→ **WHAT TO WORK ON**
Copy out every line of the records where the string "coliforms" occurs.

::: SUPPLIED ENTRIES

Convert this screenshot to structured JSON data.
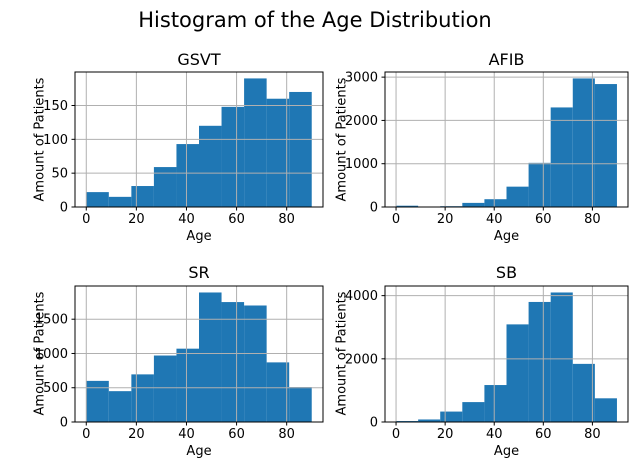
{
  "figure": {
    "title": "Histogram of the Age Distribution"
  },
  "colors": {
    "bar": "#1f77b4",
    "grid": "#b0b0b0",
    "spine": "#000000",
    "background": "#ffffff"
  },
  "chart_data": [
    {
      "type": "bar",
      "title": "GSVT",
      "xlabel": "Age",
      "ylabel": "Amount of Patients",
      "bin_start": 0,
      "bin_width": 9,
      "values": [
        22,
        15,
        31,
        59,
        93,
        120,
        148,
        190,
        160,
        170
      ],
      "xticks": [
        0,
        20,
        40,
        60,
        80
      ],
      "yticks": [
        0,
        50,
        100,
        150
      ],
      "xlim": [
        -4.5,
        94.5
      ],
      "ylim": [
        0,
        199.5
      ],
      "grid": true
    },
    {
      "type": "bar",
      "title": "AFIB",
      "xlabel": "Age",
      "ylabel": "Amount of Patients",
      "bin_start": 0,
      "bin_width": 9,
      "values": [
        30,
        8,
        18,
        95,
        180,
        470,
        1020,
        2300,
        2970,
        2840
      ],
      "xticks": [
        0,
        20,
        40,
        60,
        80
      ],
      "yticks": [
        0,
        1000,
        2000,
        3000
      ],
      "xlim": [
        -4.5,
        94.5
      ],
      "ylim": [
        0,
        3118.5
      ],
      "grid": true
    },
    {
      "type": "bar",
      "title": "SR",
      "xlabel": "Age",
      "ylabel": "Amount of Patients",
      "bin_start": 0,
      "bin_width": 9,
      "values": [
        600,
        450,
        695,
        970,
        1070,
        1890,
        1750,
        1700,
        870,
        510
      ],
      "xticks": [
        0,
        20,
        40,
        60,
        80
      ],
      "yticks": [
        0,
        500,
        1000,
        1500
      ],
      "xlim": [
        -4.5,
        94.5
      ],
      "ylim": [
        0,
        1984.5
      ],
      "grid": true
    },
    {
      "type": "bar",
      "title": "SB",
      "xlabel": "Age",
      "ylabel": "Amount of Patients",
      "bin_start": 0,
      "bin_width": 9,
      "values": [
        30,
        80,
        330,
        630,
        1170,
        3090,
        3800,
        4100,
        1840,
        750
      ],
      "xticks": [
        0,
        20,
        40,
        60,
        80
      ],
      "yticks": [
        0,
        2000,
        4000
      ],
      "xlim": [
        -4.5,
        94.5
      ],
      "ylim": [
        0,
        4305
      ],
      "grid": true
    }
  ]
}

::::::
::: SUPPLIED ENTRIES

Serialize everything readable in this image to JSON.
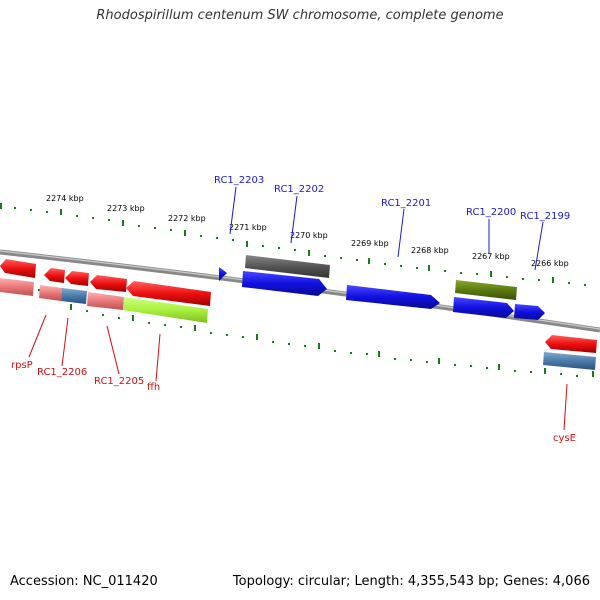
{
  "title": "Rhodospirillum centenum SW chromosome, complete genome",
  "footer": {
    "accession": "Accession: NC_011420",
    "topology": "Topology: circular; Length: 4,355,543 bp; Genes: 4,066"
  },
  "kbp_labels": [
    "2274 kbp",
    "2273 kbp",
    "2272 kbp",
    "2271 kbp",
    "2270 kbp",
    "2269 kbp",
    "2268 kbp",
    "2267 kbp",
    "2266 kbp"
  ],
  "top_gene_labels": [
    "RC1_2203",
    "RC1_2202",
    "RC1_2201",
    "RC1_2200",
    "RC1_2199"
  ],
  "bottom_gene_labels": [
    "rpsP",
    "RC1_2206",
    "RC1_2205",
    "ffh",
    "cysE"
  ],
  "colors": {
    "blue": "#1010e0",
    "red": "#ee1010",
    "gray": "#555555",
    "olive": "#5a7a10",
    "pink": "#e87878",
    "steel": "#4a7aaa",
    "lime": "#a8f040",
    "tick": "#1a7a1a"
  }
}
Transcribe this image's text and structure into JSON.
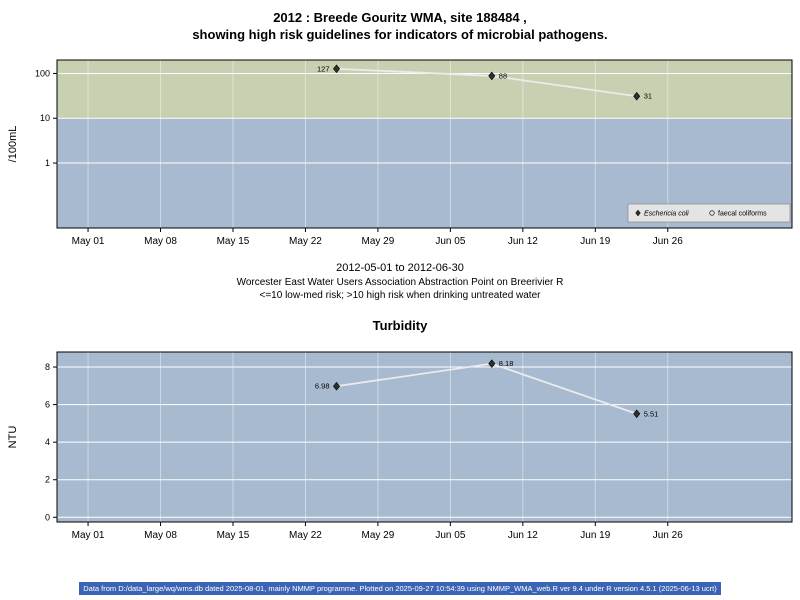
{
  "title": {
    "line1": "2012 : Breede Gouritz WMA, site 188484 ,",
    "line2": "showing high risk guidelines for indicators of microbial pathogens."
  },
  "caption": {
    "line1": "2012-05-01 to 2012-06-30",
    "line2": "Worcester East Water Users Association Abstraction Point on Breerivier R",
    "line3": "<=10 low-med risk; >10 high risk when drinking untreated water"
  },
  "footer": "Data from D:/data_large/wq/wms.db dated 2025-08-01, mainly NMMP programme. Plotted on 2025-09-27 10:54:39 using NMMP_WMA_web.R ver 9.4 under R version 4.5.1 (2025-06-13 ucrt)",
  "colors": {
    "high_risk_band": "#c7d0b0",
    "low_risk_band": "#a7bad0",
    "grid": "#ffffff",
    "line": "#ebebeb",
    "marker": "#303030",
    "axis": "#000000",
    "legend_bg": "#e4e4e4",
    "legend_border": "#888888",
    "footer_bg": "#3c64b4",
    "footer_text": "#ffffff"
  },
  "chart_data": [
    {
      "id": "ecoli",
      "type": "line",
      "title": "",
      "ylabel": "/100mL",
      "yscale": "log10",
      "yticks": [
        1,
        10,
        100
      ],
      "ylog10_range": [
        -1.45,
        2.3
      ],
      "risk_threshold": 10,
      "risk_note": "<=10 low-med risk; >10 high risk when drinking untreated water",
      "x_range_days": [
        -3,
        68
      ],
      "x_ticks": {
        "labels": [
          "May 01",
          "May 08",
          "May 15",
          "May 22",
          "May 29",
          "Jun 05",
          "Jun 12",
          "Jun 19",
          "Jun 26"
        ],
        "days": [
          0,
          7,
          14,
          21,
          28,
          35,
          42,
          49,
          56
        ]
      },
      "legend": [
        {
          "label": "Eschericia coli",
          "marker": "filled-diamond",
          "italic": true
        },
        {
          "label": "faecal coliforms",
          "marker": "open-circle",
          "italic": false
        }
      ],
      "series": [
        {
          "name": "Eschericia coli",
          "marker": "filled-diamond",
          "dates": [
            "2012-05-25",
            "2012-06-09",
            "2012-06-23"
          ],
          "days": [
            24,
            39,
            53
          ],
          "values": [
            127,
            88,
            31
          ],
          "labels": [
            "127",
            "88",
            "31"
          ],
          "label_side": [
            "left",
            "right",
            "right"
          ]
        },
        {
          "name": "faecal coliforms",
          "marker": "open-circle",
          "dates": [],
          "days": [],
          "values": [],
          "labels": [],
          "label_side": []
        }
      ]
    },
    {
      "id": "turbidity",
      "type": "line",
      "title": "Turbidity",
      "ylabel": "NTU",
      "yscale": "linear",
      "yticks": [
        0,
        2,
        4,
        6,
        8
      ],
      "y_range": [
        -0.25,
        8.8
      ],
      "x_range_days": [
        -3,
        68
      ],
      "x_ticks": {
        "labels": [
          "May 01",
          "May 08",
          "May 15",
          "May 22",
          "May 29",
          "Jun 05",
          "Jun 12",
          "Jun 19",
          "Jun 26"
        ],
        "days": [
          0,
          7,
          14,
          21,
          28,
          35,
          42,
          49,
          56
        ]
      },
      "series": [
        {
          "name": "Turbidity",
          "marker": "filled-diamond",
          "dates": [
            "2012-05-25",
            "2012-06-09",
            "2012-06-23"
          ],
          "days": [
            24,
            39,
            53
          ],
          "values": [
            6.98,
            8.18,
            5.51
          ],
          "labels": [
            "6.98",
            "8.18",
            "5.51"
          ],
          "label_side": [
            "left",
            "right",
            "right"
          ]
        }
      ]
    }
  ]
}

::::::

→ **ANSWER TO THE PROBLEM**
          "label": "faecal coliforms",
          "name": "faecal coliforms",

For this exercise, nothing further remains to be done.